**Your objective**
Find the lines holding the word "location" and collect them.

**Stored data**
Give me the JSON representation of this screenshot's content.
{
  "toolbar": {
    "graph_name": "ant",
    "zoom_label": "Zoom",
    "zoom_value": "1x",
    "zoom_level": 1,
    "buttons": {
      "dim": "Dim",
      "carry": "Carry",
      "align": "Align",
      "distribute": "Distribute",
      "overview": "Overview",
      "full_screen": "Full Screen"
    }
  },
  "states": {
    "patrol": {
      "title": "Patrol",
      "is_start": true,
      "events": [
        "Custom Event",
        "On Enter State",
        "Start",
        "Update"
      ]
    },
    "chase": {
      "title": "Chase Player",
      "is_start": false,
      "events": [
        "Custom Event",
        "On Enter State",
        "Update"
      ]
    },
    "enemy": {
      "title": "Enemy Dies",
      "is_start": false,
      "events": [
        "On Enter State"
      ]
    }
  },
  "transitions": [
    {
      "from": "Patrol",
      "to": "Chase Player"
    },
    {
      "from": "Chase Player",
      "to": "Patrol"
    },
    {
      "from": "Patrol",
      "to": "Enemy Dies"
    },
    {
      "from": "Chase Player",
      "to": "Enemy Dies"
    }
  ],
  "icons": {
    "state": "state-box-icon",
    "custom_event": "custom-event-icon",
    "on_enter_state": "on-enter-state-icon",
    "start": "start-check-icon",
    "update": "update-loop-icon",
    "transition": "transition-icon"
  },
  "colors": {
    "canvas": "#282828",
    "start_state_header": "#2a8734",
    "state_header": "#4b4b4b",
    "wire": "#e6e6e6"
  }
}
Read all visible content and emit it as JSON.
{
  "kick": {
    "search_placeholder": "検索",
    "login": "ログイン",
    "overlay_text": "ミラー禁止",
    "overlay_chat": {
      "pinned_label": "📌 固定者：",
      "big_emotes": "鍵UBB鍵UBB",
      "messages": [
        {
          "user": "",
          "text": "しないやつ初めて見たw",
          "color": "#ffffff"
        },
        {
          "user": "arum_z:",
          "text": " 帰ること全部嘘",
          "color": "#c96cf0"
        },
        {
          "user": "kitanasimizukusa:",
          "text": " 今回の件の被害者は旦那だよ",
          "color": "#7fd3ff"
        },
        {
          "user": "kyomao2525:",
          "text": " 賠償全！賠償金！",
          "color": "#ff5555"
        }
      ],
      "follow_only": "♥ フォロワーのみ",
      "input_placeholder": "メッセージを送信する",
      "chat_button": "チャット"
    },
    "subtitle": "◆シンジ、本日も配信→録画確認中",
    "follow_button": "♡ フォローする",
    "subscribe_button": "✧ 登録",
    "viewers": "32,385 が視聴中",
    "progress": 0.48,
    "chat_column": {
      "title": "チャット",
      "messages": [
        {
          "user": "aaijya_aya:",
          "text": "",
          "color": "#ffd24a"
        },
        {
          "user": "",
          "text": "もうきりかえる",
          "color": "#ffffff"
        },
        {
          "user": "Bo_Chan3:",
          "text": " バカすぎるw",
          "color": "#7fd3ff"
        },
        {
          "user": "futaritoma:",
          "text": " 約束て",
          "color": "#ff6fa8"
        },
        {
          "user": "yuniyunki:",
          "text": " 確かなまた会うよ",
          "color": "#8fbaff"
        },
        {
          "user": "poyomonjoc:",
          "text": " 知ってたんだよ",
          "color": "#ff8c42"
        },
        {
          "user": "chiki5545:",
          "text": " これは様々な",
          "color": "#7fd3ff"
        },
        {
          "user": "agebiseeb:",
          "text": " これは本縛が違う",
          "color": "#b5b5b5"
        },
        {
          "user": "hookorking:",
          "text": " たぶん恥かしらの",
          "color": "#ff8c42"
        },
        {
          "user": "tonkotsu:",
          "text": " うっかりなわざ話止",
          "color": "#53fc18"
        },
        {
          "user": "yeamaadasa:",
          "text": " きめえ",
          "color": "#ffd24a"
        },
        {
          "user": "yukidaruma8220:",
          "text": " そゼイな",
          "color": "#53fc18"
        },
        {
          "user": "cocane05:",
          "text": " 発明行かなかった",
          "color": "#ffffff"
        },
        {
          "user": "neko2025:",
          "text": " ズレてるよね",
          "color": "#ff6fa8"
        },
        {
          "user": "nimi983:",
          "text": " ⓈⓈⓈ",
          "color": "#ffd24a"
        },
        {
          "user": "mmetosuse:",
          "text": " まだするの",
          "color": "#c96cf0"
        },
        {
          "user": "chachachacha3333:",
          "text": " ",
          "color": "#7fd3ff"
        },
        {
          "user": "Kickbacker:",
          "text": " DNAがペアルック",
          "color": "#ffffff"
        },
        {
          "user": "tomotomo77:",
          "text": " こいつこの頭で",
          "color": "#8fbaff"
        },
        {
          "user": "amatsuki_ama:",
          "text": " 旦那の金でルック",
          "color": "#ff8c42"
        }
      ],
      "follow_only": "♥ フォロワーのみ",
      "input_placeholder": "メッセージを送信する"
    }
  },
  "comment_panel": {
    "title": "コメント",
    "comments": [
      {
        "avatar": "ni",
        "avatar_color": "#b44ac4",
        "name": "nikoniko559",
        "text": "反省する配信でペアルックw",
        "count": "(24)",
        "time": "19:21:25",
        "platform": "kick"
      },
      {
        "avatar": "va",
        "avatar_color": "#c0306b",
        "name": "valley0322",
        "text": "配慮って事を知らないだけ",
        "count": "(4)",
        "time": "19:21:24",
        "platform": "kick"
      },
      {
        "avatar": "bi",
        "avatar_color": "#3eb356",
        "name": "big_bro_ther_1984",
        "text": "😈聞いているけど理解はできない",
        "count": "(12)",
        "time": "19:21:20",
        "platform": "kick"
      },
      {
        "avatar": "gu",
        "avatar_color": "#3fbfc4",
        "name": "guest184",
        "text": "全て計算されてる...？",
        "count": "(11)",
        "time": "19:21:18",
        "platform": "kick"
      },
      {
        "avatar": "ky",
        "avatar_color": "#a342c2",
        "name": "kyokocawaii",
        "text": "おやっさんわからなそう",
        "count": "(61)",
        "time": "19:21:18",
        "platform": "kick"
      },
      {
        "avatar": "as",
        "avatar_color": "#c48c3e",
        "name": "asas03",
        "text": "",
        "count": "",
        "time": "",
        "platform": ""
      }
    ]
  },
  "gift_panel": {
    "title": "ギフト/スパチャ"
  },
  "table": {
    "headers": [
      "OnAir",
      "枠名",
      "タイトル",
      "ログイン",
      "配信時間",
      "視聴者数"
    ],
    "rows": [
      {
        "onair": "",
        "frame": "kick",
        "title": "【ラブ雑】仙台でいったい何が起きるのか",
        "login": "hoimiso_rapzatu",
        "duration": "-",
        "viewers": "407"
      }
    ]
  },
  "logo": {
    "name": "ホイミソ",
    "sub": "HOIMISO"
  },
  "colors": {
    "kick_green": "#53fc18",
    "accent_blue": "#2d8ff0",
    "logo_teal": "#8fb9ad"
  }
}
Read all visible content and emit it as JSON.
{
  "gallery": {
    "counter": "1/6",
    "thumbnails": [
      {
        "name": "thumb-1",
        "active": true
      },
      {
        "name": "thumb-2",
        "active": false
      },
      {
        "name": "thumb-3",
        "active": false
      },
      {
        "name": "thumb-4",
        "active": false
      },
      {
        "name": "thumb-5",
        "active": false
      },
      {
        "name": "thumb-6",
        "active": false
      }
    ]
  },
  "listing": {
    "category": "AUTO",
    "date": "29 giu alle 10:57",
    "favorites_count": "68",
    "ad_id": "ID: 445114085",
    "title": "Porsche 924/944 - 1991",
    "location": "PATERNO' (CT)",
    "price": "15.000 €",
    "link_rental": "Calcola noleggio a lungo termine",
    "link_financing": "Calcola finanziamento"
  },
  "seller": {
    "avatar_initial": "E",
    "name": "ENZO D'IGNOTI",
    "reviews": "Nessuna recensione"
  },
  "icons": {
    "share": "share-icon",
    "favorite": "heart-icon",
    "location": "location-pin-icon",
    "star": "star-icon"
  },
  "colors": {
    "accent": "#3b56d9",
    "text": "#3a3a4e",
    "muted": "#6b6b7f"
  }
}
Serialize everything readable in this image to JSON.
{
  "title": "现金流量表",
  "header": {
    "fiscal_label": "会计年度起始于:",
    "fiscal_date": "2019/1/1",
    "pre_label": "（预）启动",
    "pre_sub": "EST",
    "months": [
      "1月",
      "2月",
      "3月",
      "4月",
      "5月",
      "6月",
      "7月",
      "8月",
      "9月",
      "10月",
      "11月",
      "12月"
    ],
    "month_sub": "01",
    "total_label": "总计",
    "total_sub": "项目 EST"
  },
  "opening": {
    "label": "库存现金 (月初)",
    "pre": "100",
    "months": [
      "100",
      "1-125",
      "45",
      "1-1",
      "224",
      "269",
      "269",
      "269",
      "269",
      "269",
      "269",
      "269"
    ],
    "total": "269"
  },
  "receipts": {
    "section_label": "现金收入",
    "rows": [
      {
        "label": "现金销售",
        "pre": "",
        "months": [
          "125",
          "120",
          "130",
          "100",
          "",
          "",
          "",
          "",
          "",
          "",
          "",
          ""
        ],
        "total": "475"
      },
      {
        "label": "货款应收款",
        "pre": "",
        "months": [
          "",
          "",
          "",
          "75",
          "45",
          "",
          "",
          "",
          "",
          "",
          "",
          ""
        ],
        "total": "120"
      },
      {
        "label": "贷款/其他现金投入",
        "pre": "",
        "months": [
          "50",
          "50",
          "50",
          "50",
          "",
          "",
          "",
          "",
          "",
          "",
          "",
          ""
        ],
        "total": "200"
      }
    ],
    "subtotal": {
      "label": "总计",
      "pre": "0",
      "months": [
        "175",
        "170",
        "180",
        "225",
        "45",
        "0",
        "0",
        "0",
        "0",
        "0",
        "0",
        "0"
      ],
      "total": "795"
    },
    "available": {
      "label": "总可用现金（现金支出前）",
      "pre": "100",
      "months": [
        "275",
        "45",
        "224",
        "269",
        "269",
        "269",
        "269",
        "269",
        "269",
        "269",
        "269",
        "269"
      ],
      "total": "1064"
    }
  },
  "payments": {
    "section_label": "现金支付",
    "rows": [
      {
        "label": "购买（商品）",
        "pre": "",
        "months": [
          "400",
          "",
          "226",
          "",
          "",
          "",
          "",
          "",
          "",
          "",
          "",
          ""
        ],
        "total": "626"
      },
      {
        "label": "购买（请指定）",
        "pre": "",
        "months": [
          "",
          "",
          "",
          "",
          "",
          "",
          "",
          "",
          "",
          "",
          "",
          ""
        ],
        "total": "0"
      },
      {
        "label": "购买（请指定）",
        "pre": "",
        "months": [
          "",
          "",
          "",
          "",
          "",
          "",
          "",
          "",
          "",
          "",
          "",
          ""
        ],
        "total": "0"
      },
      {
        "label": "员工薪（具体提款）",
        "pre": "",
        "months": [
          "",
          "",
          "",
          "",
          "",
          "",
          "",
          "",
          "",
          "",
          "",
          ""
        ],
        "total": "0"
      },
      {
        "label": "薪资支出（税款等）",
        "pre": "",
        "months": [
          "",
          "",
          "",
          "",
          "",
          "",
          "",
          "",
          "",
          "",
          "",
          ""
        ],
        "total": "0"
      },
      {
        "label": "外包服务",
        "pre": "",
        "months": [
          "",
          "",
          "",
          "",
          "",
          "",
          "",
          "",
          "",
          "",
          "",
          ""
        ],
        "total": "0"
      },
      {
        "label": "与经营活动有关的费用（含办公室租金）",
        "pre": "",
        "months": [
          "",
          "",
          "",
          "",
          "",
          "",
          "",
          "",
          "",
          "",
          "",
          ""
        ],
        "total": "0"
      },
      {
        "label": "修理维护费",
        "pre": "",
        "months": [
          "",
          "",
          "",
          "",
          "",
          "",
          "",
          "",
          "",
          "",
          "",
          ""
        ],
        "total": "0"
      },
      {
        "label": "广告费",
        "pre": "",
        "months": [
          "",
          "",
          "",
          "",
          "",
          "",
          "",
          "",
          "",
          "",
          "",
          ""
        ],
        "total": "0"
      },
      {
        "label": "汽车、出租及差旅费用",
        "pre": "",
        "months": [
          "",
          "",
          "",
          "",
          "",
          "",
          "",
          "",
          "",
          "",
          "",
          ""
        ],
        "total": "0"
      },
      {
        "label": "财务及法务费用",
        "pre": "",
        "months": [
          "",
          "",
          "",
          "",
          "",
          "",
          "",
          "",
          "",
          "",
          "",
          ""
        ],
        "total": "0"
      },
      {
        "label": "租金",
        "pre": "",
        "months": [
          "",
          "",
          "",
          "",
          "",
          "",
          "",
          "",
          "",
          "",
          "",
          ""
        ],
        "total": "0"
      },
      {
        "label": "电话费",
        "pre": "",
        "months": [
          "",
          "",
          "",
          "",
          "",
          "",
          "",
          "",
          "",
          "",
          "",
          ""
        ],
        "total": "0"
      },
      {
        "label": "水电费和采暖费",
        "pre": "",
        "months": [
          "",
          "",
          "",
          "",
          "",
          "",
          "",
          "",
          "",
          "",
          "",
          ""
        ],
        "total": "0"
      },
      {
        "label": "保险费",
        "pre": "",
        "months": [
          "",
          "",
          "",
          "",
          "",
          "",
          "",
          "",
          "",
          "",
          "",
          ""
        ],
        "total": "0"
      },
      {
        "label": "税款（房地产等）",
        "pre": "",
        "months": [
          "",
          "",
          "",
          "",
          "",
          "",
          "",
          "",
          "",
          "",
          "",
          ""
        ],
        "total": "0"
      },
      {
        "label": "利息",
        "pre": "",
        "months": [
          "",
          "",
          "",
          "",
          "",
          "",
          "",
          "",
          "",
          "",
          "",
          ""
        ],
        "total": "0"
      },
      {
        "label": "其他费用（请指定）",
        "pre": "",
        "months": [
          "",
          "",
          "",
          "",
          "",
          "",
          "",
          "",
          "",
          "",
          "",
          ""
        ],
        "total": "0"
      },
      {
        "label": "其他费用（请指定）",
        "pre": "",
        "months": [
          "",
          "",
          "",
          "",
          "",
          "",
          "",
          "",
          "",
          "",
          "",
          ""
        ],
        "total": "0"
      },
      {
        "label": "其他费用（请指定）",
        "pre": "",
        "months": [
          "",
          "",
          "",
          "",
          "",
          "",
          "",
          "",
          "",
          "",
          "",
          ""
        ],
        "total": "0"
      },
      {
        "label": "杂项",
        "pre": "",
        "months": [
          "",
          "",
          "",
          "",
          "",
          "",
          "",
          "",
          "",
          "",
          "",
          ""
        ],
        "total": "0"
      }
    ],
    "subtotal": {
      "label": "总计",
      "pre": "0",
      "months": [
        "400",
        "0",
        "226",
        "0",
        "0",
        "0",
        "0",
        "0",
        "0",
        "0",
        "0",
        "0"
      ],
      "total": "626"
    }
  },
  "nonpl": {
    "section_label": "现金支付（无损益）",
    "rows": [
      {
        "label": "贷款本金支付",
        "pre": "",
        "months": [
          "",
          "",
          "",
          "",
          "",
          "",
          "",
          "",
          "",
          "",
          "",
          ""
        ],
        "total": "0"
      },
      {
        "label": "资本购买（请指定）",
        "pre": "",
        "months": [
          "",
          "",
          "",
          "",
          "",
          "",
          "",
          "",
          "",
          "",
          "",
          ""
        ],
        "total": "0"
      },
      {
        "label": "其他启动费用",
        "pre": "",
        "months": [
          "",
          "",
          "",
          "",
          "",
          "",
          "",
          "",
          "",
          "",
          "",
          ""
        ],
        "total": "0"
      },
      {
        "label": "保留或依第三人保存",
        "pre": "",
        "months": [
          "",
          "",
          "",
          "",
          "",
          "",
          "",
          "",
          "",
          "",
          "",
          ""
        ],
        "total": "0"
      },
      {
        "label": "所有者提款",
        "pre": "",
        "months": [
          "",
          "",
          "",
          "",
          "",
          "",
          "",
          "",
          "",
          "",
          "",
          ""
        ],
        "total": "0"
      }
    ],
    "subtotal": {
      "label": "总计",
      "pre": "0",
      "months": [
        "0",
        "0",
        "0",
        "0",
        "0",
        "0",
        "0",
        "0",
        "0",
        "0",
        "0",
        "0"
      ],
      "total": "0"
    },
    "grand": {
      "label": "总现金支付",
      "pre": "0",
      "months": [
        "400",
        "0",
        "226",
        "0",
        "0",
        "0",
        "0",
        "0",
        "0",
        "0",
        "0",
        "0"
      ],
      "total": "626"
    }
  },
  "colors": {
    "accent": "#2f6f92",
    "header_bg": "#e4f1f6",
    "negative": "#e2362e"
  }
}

**The reply**
    "location": "PATERNO' (CT)",
    "location": "location-pin-icon",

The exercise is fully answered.